[REQUIREMENTS]:
Write out every line of the material exactly as it appears.

# # # # # # #

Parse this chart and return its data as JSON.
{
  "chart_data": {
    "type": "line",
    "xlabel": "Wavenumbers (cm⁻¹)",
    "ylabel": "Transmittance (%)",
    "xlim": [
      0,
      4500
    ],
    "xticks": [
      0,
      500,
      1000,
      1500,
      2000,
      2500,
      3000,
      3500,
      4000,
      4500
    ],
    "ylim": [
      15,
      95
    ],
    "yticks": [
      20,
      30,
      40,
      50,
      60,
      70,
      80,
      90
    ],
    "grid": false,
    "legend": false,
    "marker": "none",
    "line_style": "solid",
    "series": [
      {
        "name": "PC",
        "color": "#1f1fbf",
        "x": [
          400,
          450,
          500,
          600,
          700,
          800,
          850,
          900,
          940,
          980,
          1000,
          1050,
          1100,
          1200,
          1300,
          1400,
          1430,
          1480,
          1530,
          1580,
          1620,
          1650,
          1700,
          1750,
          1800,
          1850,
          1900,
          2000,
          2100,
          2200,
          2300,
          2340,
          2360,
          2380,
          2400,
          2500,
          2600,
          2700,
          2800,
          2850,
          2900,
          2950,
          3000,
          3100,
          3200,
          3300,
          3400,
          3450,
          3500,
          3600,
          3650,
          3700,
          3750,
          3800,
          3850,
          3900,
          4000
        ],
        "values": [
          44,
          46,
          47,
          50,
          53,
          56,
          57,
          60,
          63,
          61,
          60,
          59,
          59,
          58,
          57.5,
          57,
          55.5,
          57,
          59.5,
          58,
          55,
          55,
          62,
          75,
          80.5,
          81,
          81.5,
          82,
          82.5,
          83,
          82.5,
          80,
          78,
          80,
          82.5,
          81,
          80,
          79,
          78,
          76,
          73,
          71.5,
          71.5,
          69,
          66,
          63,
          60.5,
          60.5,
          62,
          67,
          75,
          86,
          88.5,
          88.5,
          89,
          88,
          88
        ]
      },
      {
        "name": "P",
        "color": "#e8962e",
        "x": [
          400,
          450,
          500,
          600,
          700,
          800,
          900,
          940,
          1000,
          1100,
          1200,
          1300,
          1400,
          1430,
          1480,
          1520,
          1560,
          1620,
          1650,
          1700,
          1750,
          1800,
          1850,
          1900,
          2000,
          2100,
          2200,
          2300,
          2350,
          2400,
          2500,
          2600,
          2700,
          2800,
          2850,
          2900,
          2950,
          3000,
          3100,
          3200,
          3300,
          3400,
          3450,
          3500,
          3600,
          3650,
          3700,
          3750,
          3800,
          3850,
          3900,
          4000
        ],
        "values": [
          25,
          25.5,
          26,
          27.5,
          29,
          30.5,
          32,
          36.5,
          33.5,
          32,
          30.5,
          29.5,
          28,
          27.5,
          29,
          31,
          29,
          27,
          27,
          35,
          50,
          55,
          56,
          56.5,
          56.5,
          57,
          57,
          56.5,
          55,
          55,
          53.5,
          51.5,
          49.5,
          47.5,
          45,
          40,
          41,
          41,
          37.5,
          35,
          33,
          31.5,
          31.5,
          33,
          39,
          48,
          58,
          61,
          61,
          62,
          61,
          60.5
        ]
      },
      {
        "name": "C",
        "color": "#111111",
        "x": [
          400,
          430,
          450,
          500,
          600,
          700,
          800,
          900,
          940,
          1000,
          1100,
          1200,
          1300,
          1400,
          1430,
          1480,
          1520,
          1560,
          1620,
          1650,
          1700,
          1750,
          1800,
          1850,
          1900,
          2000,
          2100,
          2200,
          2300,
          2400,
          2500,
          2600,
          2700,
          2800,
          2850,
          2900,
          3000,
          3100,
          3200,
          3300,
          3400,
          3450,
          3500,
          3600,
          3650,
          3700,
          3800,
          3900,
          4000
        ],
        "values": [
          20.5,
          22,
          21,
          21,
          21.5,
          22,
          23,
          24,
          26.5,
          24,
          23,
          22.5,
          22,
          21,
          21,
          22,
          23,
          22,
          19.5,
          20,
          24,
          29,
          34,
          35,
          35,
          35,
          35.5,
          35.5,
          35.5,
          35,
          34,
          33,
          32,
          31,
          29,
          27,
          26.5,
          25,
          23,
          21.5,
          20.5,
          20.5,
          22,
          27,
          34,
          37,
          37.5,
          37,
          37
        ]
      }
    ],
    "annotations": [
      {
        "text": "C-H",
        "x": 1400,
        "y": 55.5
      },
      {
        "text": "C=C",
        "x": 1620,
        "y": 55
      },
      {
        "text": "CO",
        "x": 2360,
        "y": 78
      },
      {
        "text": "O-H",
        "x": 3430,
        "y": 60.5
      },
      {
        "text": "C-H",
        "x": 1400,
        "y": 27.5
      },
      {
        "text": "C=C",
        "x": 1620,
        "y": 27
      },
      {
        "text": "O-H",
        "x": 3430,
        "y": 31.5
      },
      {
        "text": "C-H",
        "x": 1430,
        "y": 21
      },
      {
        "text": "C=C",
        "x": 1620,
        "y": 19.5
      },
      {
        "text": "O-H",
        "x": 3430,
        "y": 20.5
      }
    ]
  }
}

# # # # # # #

[OUTPUT FOR THIS EXERCISE]:
Parse this chart and return its data as JSON.
{
  "chart_data": {
    "type": "line",
    "xlabel": "Wavenumbers (cm⁻¹)",
    "ylabel": "Transmittance (%)",
    "xlim": [
      0,
      4500
    ],
    "xticks": [
      0,
      500,
      1000,
      1500,
      2000,
      2500,
      3000,
      3500,
      4000,
      4500
    ],
    "ylim": [
      15,
      95
    ],
    "yticks": [
      20,
      30,
      40,
      50,
      60,
      70,
      80,
      90
    ],
    "grid": false,
    "legend": false,
    "marker": "none",
    "line_style": "solid",
    "series": [
      {
        "name": "PC",
        "color": "#1f1fbf",
        "x": [
          400,
          450,
          500,
          600,
          700,
          800,
          850,
          900,
          940,
          980,
          1000,
          1050,
          1100,
          1200,
          1300,
          1400,
          1430,
          1480,
          1530,
          1580,
          1620,
          1650,
          1700,
          1750,
          1800,
          1850,
          1900,
          2000,
          2100,
          2200,
          2300,
          2340,
          2360,
          2380,
          2400,
          2500,
          2600,
          2700,
          2800,
          2850,
          2900,
          2950,
          3000,
          3100,
          3200,
          3300,
          3400,
          3450,
          3500,
          3600,
          3650,
          3700,
          3750,
          3800,
          3850,
          3900,
          4000
        ],
        "values": [
          44,
          46,
          47,
          50,
          53,
          56,
          57,
          60,
          63,
          61,
          60,
          59,
          59,
          58,
          57.5,
          57,
          55.5,
          57,
          59.5,
          58,
          55,
          55,
          62,
          75,
          80.5,
          81,
          81.5,
          82,
          82.5,
          83,
          82.5,
          80,
          78,
          80,
          82.5,
          81,
          80,
          79,
          78,
          76,
          73,
          71.5,
          71.5,
          69,
          66,
          63,
          60.5,
          60.5,
          62,
          67,
          75,
          86,
          88.5,
          88.5,
          89,
          88,
          88
        ]
      },
      {
        "name": "P",
        "color": "#e8962e",
        "x": [
          400,
          450,
          500,
          600,
          700,
          800,
          900,
          940,
          1000,
          1100,
          1200,
          1300,
          1400,
          1430,
          1480,
          1520,
          1560,
          1620,
          1650,
          1700,
          1750,
          1800,
          1850,
          1900,
          2000,
          2100,
          2200,
          2300,
          2350,
          2400,
          2500,
          2600,
          2700,
          2800,
          2850,
          2900,
          2950,
          3000,
          3100,
          3200,
          3300,
          3400,
          3450,
          3500,
          3600,
          3650,
          3700,
          3750,
          3800,
          3850,
          3900,
          4000
        ],
        "values": [
          25,
          25.5,
          26,
          27.5,
          29,
          30.5,
          32,
          36.5,
          33.5,
          32,
          30.5,
          29.5,
          28,
          27.5,
          29,
          31,
          29,
          27,
          27,
          35,
          50,
          55,
          56,
          56.5,
          56.5,
          57,
          57,
          56.5,
          55,
          55,
          53.5,
          51.5,
          49.5,
          47.5,
          45,
          40,
          41,
          41,
          37.5,
          35,
          33,
          31.5,
          31.5,
          33,
          39,
          48,
          58,
          61,
          61,
          62,
          61,
          60.5
        ]
      },
      {
        "name": "C",
        "color": "#111111",
        "x": [
          400,
          430,
          450,
          500,
          600,
          700,
          800,
          900,
          940,
          1000,
          1100,
          1200,
          1300,
          1400,
          1430,
          1480,
          1520,
          1560,
          1620,
          1650,
          1700,
          1750,
          1800,
          1850,
          1900,
          2000,
          2100,
          2200,
          2300,
          2400,
          2500,
          2600,
          2700,
          2800,
          2850,
          2900,
          3000,
          3100,
          3200,
          3300,
          3400,
          3450,
          3500,
          3600,
          3650,
          3700,
          3800,
          3900,
          4000
        ],
        "values": [
          20.5,
          22,
          21,
          21,
          21.5,
          22,
          23,
          24,
          26.5,
          24,
          23,
          22.5,
          22,
          21,
          21,
          22,
          23,
          22,
          19.5,
          20,
          24,
          29,
          34,
          35,
          35,
          35,
          35.5,
          35.5,
          35.5,
          35,
          34,
          33,
          32,
          31,
          29,
          27,
          26.5,
          25,
          23,
          21.5,
          20.5,
          20.5,
          22,
          27,
          34,
          37,
          37.5,
          37,
          37
        ]
      }
    ],
    "annotations": [
      {
        "text": "C-H",
        "x": 1400,
        "y": 55.5
      },
      {
        "text": "C=C",
        "x": 1620,
        "y": 55
      },
      {
        "text": "CO",
        "x": 2360,
        "y": 78
      },
      {
        "text": "O-H",
        "x": 3430,
        "y": 60.5
      },
      {
        "text": "C-H",
        "x": 1400,
        "y": 27.5
      },
      {
        "text": "C=C",
        "x": 1620,
        "y": 27
      },
      {
        "text": "O-H",
        "x": 3430,
        "y": 31.5
      },
      {
        "text": "C-H",
        "x": 1430,
        "y": 21
      },
      {
        "text": "C=C",
        "x": 1620,
        "y": 19.5
      },
      {
        "text": "O-H",
        "x": 3430,
        "y": 20.5
      }
    ]
  }
}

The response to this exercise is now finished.